Given task -
Quote all lines below exactly. Images stay out.

[Part of a data file]
##########

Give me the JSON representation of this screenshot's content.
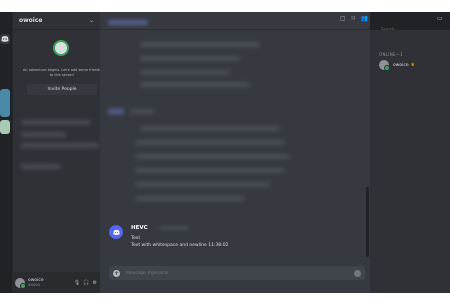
{
  "server": {
    "name": "owoice"
  },
  "invite": {
    "text": "An adventure begins. Let's add some friends to this server!",
    "button_label": "Invite People"
  },
  "user": {
    "name": "owoice",
    "tag": "#0000"
  },
  "message": {
    "author": "HEVC",
    "lines": [
      "Text",
      "Text with whitespace and newline 11:38:02"
    ]
  },
  "composer": {
    "placeholder": "Message #general"
  },
  "search": {
    "placeholder": "Search"
  },
  "members": {
    "header": "ONLINE—1",
    "list": [
      {
        "name": "owoice"
      }
    ]
  },
  "icons": {
    "home": "discord-logo-icon",
    "threads": "threads-icon",
    "notifications": "bell-icon",
    "members": "members-icon",
    "inbox": "inbox-icon",
    "mic": "microphone-icon",
    "headset": "headset-icon",
    "settings": "gear-icon",
    "add": "plus-icon"
  },
  "colors": {
    "accent": "#5865f2",
    "online": "#3ba55d",
    "crown": "#faa61a"
  }
}
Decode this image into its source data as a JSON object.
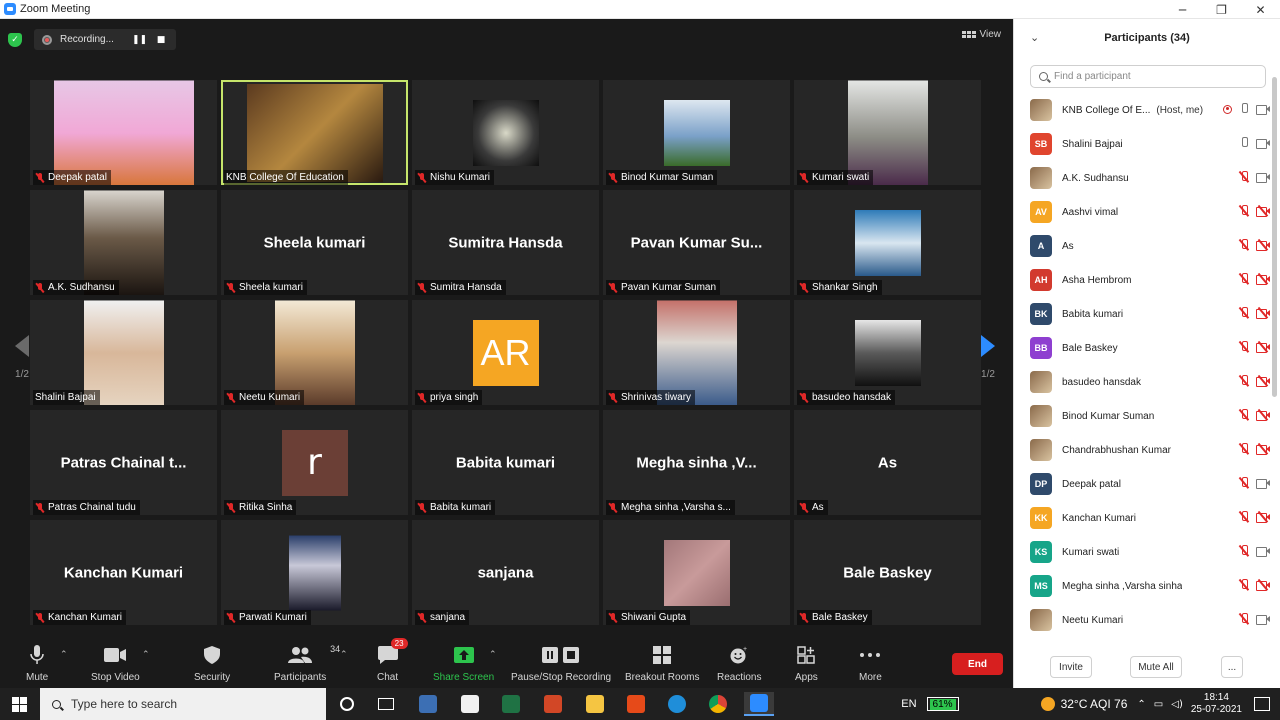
{
  "window": {
    "title": "Zoom Meeting",
    "min": "─",
    "max": "❐",
    "close": "✕"
  },
  "recording": {
    "text": "Recording...",
    "pause": "❚❚",
    "stop": "■"
  },
  "view_label": "View",
  "pager": {
    "page": "1/2"
  },
  "tiles": [
    {
      "name": "Deepak patal",
      "type": "photo",
      "muted": true
    },
    {
      "name": "KNB College Of Education",
      "type": "photo",
      "muted": false,
      "active": true
    },
    {
      "name": "Nishu Kumari",
      "type": "photo",
      "muted": true
    },
    {
      "name": "Binod Kumar Suman",
      "type": "photo",
      "muted": true
    },
    {
      "name": "Kumari swati",
      "type": "photo",
      "muted": true
    },
    {
      "name": "A.K. Sudhansu",
      "type": "photo",
      "muted": true
    },
    {
      "name": "Sheela kumari",
      "type": "text",
      "display": "Sheela kumari",
      "muted": true
    },
    {
      "name": "Sumitra Hansda",
      "type": "text",
      "display": "Sumitra Hansda",
      "muted": true
    },
    {
      "name": "Pavan Kumar Suman",
      "type": "text",
      "display": "Pavan Kumar Su...",
      "muted": true
    },
    {
      "name": "Shankar Singh",
      "type": "photo",
      "muted": true
    },
    {
      "name": "Shalini Bajpai",
      "type": "photo",
      "muted": false
    },
    {
      "name": "Neetu Kumari",
      "type": "photo",
      "muted": true
    },
    {
      "name": "priya singh",
      "type": "avatar",
      "initials": "AR",
      "muted": true
    },
    {
      "name": "Shrinivas tiwary",
      "type": "photo",
      "muted": true
    },
    {
      "name": "basudeo hansdak",
      "type": "photo",
      "muted": true
    },
    {
      "name": "Patras Chainal tudu",
      "type": "text",
      "display": "Patras Chainal t...",
      "muted": true
    },
    {
      "name": "Ritika Sinha",
      "type": "avatar",
      "initials": "r",
      "muted": true
    },
    {
      "name": "Babita kumari",
      "type": "text",
      "display": "Babita kumari",
      "muted": true
    },
    {
      "name": "Megha sinha ,Varsha s...",
      "type": "text",
      "display": "Megha sinha ,V...",
      "muted": true
    },
    {
      "name": "As",
      "type": "text",
      "display": "As",
      "muted": true
    },
    {
      "name": "Kanchan Kumari",
      "type": "text",
      "display": "Kanchan Kumari",
      "muted": true
    },
    {
      "name": "Parwati Kumari",
      "type": "photo",
      "muted": true
    },
    {
      "name": "sanjana",
      "type": "text",
      "display": "sanjana",
      "muted": true
    },
    {
      "name": "Shiwani Gupta",
      "type": "photo",
      "muted": true
    },
    {
      "name": "Bale Baskey",
      "type": "text",
      "display": "Bale Baskey",
      "muted": true
    }
  ],
  "toolbar": {
    "mute": "Mute",
    "stop_video": "Stop Video",
    "security": "Security",
    "participants": "Participants",
    "participants_count": "34",
    "chat": "Chat",
    "chat_badge": "23",
    "share_screen": "Share Screen",
    "pause_recording": "Pause/Stop Recording",
    "breakout": "Breakout Rooms",
    "reactions": "Reactions",
    "apps": "Apps",
    "more": "More",
    "end": "End"
  },
  "panel": {
    "title": "Participants (34)",
    "search_placeholder": "Find a participant",
    "invite": "Invite",
    "mute_all": "Mute All",
    "more": "...",
    "participants": [
      {
        "name": "KNB College Of E...",
        "role": "(Host, me)",
        "initials": "",
        "color": "",
        "img": true,
        "rec": true,
        "mic": "on",
        "cam": "on"
      },
      {
        "name": "Shalini Bajpai",
        "role": "",
        "initials": "SB",
        "color": "#e0452e",
        "img": false,
        "rec": false,
        "mic": "on",
        "cam": "on"
      },
      {
        "name": "A.K. Sudhansu",
        "role": "",
        "initials": "",
        "color": "",
        "img": true,
        "rec": false,
        "mic": "off",
        "cam": "on"
      },
      {
        "name": "Aashvi vimal",
        "role": "",
        "initials": "AV",
        "color": "#f5a623",
        "img": false,
        "rec": false,
        "mic": "off",
        "cam": "off"
      },
      {
        "name": "As",
        "role": "",
        "initials": "A",
        "color": "#2f4a6b",
        "img": false,
        "rec": false,
        "mic": "off",
        "cam": "off"
      },
      {
        "name": "Asha Hembrom",
        "role": "",
        "initials": "AH",
        "color": "#d23a2e",
        "img": false,
        "rec": false,
        "mic": "off",
        "cam": "off"
      },
      {
        "name": "Babita kumari",
        "role": "",
        "initials": "BK",
        "color": "#2f4a6b",
        "img": false,
        "rec": false,
        "mic": "off",
        "cam": "off"
      },
      {
        "name": "Bale Baskey",
        "role": "",
        "initials": "BB",
        "color": "#8e3fd0",
        "img": false,
        "rec": false,
        "mic": "off",
        "cam": "off"
      },
      {
        "name": "basudeo hansdak",
        "role": "",
        "initials": "",
        "color": "",
        "img": true,
        "rec": false,
        "mic": "off",
        "cam": "off"
      },
      {
        "name": "Binod Kumar Suman",
        "role": "",
        "initials": "",
        "color": "",
        "img": true,
        "rec": false,
        "mic": "off",
        "cam": "off"
      },
      {
        "name": "Chandrabhushan Kumar",
        "role": "",
        "initials": "",
        "color": "",
        "img": true,
        "rec": false,
        "mic": "off",
        "cam": "off"
      },
      {
        "name": "Deepak patal",
        "role": "",
        "initials": "DP",
        "color": "#2f4a6b",
        "img": false,
        "rec": false,
        "mic": "off",
        "cam": "on"
      },
      {
        "name": "Kanchan Kumari",
        "role": "",
        "initials": "KK",
        "color": "#f5a623",
        "img": false,
        "rec": false,
        "mic": "off",
        "cam": "off"
      },
      {
        "name": "Kumari swati",
        "role": "",
        "initials": "KS",
        "color": "#17a589",
        "img": false,
        "rec": false,
        "mic": "off",
        "cam": "on"
      },
      {
        "name": "Megha sinha ,Varsha sinha",
        "role": "",
        "initials": "MS",
        "color": "#17a589",
        "img": false,
        "rec": false,
        "mic": "off",
        "cam": "off"
      },
      {
        "name": "Neetu Kumari",
        "role": "",
        "initials": "",
        "color": "",
        "img": true,
        "rec": false,
        "mic": "off",
        "cam": "on"
      }
    ]
  },
  "taskbar": {
    "search_placeholder": "Type here to search",
    "lang": "EN",
    "battery": "61%",
    "weather": "32°C  AQI 76",
    "time": "18:14",
    "date": "25-07-2021"
  }
}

##########

Final answer -
Give me the JSON representation of this screenshot's content.
{
  "server": {
    "name": "owoice"
  },
  "invite": {
    "text": "An adventure begins. Let's add some friends to this server!",
    "button_label": "Invite People"
  },
  "user": {
    "name": "owoice",
    "tag": "#0000"
  },
  "message": {
    "author": "HEVC",
    "lines": [
      "Text",
      "Text with whitespace and newline 11:38:02"
    ]
  },
  "composer": {
    "placeholder": "Message #general"
  },
  "search": {
    "placeholder": "Search"
  },
  "members": {
    "header": "ONLINE—1",
    "list": [
      {
        "name": "owoice"
      }
    ]
  },
  "icons": {
    "home": "discord-logo-icon",
    "threads": "threads-icon",
    "notifications": "bell-icon",
    "members": "members-icon",
    "inbox": "inbox-icon",
    "mic": "microphone-icon",
    "headset": "headset-icon",
    "settings": "gear-icon",
    "add": "plus-icon"
  },
  "colors": {
    "accent": "#5865f2",
    "online": "#3ba55d",
    "crown": "#faa61a"
  }
}
Decode this image into its source data as a JSON object.
{
  "window": {
    "title": "Zoom Meeting",
    "min": "─",
    "max": "❐",
    "close": "✕"
  },
  "recording": {
    "text": "Recording...",
    "pause": "❚❚",
    "stop": "■"
  },
  "view_label": "View",
  "pager": {
    "page": "1/2"
  },
  "tiles": [
    {
      "name": "Deepak patal",
      "type": "photo",
      "muted": true
    },
    {
      "name": "KNB College Of Education",
      "type": "photo",
      "muted": false,
      "active": true
    },
    {
      "name": "Nishu Kumari",
      "type": "photo",
      "muted": true
    },
    {
      "name": "Binod Kumar Suman",
      "type": "photo",
      "muted": true
    },
    {
      "name": "Kumari swati",
      "type": "photo",
      "muted": true
    },
    {
      "name": "A.K. Sudhansu",
      "type": "photo",
      "muted": true
    },
    {
      "name": "Sheela kumari",
      "type": "text",
      "display": "Sheela kumari",
      "muted": true
    },
    {
      "name": "Sumitra Hansda",
      "type": "text",
      "display": "Sumitra Hansda",
      "muted": true
    },
    {
      "name": "Pavan Kumar Suman",
      "type": "text",
      "display": "Pavan Kumar Su...",
      "muted": true
    },
    {
      "name": "Shankar Singh",
      "type": "photo",
      "muted": true
    },
    {
      "name": "Shalini Bajpai",
      "type": "photo",
      "muted": false
    },
    {
      "name": "Neetu Kumari",
      "type": "photo",
      "muted": true
    },
    {
      "name": "priya singh",
      "type": "avatar",
      "initials": "AR",
      "muted": true
    },
    {
      "name": "Shrinivas tiwary",
      "type": "photo",
      "muted": true
    },
    {
      "name": "basudeo hansdak",
      "type": "photo",
      "muted": true
    },
    {
      "name": "Patras Chainal tudu",
      "type": "text",
      "display": "Patras Chainal t...",
      "muted": true
    },
    {
      "name": "Ritika Sinha",
      "type": "avatar",
      "initials": "r",
      "muted": true
    },
    {
      "name": "Babita kumari",
      "type": "text",
      "display": "Babita kumari",
      "muted": true
    },
    {
      "name": "Megha sinha ,Varsha s...",
      "type": "text",
      "display": "Megha sinha ,V...",
      "muted": true
    },
    {
      "name": "As",
      "type": "text",
      "display": "As",
      "muted": true
    },
    {
      "name": "Kanchan Kumari",
      "type": "text",
      "display": "Kanchan Kumari",
      "muted": true
    },
    {
      "name": "Parwati Kumari",
      "type": "photo",
      "muted": true
    },
    {
      "name": "sanjana",
      "type": "text",
      "display": "sanjana",
      "muted": true
    },
    {
      "name": "Shiwani Gupta",
      "type": "photo",
      "muted": true
    },
    {
      "name": "Bale Baskey",
      "type": "text",
      "display": "Bale Baskey",
      "muted": true
    }
  ],
  "toolbar": {
    "mute": "Mute",
    "stop_video": "Stop Video",
    "security": "Security",
    "participants": "Participants",
    "participants_count": "34",
    "chat": "Chat",
    "chat_badge": "23",
    "share_screen": "Share Screen",
    "pause_recording": "Pause/Stop Recording",
    "breakout": "Breakout Rooms",
    "reactions": "Reactions",
    "apps": "Apps",
    "more": "More",
    "end": "End"
  },
  "panel": {
    "title": "Participants (34)",
    "search_placeholder": "Find a participant",
    "invite": "Invite",
    "mute_all": "Mute All",
    "more": "...",
    "participants": [
      {
        "name": "KNB College Of E...",
        "role": "(Host, me)",
        "initials": "",
        "color": "",
        "img": true,
        "rec": true,
        "mic": "on",
        "cam": "on"
      },
      {
        "name": "Shalini Bajpai",
        "role": "",
        "initials": "SB",
        "color": "#e0452e",
        "img": false,
        "rec": false,
        "mic": "on",
        "cam": "on"
      },
      {
        "name": "A.K. Sudhansu",
        "role": "",
        "initials": "",
        "color": "",
        "img": true,
        "rec": false,
        "mic": "off",
        "cam": "on"
      },
      {
        "name": "Aashvi vimal",
        "role": "",
        "initials": "AV",
        "color": "#f5a623",
        "img": false,
        "rec": false,
        "mic": "off",
        "cam": "off"
      },
      {
        "name": "As",
        "role": "",
        "initials": "A",
        "color": "#2f4a6b",
        "img": false,
        "rec": false,
        "mic": "off",
        "cam": "off"
      },
      {
        "name": "Asha Hembrom",
        "role": "",
        "initials": "AH",
        "color": "#d23a2e",
        "img": false,
        "rec": false,
        "mic": "off",
        "cam": "off"
      },
      {
        "name": "Babita kumari",
        "role": "",
        "initials": "BK",
        "color": "#2f4a6b",
        "img": false,
        "rec": false,
        "mic": "off",
        "cam": "off"
      },
      {
        "name": "Bale Baskey",
        "role": "",
        "initials": "BB",
        "color": "#8e3fd0",
        "img": false,
        "rec": false,
        "mic": "off",
        "cam": "off"
      },
      {
        "name": "basudeo hansdak",
        "role": "",
        "initials": "",
        "color": "",
        "img": true,
        "rec": false,
        "mic": "off",
        "cam": "off"
      },
      {
        "name": "Binod Kumar Suman",
        "role": "",
        "initials": "",
        "color": "",
        "img": true,
        "rec": false,
        "mic": "off",
        "cam": "off"
      },
      {
        "name": "Chandrabhushan Kumar",
        "role": "",
        "initials": "",
        "color": "",
        "img": true,
        "rec": false,
        "mic": "off",
        "cam": "off"
      },
      {
        "name": "Deepak patal",
        "role": "",
        "initials": "DP",
        "color": "#2f4a6b",
        "img": false,
        "rec": false,
        "mic": "off",
        "cam": "on"
      },
      {
        "name": "Kanchan Kumari",
        "role": "",
        "initials": "KK",
        "color": "#f5a623",
        "img": false,
        "rec": false,
        "mic": "off",
        "cam": "off"
      },
      {
        "name": "Kumari swati",
        "role": "",
        "initials": "KS",
        "color": "#17a589",
        "img": false,
        "rec": false,
        "mic": "off",
        "cam": "on"
      },
      {
        "name": "Megha sinha ,Varsha sinha",
        "role": "",
        "initials": "MS",
        "color": "#17a589",
        "img": false,
        "rec": false,
        "mic": "off",
        "cam": "off"
      },
      {
        "name": "Neetu Kumari",
        "role": "",
        "initials": "",
        "color": "",
        "img": true,
        "rec": false,
        "mic": "off",
        "cam": "on"
      }
    ]
  },
  "taskbar": {
    "search_placeholder": "Type here to search",
    "lang": "EN",
    "battery": "61%",
    "weather": "32°C  AQI 76",
    "time": "18:14",
    "date": "25-07-2021"
  }
}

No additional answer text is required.